Provided material:
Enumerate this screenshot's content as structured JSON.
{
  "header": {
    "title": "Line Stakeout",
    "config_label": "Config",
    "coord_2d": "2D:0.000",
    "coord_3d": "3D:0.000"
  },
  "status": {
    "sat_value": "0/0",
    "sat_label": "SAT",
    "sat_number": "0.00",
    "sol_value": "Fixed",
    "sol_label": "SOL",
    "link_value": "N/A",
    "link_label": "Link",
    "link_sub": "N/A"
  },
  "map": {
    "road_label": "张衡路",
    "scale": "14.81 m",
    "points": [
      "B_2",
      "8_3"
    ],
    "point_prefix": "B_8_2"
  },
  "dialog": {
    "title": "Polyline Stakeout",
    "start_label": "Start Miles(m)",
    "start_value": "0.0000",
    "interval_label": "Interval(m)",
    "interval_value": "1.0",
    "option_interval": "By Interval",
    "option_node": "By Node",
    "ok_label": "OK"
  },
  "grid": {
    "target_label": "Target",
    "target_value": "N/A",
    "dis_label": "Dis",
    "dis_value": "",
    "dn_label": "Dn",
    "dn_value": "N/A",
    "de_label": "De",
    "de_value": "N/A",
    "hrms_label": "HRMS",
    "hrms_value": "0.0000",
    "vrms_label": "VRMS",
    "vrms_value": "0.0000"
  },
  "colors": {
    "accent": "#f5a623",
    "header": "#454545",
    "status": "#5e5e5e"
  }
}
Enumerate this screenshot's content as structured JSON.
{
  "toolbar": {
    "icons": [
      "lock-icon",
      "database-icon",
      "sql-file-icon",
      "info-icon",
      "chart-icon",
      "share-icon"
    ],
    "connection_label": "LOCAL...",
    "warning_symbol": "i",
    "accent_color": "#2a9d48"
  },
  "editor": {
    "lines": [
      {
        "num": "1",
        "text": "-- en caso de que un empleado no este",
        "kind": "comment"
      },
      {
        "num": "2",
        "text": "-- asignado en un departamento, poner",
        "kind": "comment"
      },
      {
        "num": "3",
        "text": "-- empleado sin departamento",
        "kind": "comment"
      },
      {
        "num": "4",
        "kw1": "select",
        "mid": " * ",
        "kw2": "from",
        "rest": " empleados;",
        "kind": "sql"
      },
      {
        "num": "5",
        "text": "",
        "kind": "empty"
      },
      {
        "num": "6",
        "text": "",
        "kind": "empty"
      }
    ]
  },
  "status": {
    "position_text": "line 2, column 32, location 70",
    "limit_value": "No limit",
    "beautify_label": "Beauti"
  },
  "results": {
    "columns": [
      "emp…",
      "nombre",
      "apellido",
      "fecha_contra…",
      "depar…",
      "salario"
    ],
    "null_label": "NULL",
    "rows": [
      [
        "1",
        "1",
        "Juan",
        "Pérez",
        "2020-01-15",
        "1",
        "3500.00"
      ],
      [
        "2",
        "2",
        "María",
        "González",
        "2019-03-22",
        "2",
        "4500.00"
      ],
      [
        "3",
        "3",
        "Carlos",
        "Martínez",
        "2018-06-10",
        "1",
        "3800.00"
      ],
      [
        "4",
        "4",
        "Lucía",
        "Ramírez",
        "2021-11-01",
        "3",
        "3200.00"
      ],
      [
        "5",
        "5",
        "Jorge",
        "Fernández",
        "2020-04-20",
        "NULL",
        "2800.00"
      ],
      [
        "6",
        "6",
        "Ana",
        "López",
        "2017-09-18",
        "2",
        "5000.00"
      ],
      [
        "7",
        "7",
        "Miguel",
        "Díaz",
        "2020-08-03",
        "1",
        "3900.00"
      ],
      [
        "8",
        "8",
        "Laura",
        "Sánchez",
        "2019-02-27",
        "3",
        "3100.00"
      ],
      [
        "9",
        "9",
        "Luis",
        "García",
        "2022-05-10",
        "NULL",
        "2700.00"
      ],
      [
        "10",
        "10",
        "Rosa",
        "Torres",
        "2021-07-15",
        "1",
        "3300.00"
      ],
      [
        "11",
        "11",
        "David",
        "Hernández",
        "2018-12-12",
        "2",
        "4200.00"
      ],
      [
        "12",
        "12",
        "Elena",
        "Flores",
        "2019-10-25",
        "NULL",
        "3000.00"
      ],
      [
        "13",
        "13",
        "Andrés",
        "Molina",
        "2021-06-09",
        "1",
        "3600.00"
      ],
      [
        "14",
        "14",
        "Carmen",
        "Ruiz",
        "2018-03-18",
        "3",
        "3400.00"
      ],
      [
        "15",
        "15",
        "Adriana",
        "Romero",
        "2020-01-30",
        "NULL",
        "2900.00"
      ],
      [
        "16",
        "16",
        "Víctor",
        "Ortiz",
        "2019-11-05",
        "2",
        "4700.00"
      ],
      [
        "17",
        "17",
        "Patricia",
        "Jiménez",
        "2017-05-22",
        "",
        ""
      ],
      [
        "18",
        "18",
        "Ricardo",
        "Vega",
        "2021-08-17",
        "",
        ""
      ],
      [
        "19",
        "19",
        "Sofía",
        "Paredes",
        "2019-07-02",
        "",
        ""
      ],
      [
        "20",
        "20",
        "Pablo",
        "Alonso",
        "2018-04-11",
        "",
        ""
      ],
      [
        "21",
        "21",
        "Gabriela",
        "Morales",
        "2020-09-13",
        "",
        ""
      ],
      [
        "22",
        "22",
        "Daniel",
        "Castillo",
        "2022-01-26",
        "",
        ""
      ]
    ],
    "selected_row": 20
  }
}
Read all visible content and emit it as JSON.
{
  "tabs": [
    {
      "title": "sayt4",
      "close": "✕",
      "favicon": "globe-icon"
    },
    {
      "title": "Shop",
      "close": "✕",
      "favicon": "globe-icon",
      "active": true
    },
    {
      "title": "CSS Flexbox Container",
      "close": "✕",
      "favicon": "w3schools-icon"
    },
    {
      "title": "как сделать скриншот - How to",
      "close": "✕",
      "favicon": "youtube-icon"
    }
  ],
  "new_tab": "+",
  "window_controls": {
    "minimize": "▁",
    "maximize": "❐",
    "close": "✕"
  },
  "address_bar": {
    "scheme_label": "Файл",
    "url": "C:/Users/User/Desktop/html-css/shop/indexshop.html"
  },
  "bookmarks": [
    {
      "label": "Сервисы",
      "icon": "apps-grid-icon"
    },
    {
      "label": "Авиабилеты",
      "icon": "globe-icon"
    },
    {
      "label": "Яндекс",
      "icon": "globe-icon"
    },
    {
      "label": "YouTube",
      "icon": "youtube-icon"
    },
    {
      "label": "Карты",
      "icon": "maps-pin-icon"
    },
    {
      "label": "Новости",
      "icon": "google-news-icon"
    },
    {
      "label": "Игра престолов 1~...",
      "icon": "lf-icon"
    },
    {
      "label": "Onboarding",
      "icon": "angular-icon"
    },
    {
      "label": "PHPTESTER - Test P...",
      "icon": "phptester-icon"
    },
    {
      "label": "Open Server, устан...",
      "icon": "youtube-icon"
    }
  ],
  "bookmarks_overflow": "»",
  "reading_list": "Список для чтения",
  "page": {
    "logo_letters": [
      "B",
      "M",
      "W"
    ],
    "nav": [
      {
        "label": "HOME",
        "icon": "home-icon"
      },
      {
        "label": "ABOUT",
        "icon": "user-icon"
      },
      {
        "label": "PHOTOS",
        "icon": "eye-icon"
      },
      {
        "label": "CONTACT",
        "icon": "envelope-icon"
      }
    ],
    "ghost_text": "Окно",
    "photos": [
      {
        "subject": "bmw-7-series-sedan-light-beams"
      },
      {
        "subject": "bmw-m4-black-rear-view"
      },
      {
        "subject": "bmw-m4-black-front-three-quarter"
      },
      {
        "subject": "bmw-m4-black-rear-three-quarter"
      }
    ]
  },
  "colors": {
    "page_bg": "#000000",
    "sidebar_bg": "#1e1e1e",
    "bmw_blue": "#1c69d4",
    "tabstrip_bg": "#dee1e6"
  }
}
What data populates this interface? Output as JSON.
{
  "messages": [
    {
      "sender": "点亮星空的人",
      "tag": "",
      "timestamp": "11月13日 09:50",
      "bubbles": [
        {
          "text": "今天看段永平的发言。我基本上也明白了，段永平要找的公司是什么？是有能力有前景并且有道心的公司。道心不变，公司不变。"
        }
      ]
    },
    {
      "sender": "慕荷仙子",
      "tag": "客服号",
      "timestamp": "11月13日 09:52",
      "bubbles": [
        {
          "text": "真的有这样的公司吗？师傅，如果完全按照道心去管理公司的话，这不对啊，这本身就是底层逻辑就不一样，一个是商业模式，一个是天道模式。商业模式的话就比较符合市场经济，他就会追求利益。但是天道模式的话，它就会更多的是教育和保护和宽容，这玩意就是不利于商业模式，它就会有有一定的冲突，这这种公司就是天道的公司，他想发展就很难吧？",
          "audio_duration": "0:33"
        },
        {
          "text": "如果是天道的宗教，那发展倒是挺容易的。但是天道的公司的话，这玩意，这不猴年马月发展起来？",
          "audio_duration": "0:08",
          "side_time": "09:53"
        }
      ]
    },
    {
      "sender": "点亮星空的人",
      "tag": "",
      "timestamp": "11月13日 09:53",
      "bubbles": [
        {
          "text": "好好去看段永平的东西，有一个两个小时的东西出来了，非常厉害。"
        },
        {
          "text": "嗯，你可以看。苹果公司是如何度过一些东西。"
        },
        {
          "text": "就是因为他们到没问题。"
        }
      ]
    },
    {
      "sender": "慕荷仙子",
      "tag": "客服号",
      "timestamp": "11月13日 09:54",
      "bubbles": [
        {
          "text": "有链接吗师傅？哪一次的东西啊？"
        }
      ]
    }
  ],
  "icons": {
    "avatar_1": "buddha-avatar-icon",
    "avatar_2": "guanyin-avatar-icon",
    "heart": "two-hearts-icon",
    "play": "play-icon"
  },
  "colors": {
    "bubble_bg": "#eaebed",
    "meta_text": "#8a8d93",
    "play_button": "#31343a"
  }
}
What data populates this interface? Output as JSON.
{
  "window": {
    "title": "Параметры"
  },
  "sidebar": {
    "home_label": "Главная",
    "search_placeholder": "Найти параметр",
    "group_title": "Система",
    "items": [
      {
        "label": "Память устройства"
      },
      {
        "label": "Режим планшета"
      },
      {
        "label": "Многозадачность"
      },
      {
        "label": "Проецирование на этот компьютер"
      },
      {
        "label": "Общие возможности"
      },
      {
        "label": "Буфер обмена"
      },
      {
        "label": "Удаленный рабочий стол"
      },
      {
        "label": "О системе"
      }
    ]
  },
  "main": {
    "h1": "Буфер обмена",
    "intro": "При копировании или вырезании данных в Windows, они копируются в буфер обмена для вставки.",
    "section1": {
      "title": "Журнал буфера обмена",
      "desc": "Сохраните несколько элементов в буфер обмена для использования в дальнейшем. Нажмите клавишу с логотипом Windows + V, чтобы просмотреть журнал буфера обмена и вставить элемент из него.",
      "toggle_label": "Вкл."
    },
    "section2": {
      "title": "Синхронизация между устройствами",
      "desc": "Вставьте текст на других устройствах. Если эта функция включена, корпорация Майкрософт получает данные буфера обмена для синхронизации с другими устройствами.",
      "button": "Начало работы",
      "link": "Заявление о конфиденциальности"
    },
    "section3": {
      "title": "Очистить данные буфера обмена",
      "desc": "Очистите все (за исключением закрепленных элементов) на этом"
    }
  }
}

Goal: Track down the lines that include the word "Stakeout" and copy them.

Exercise response:
    "title": "Line Stakeout",
    "title": "Polyline Stakeout",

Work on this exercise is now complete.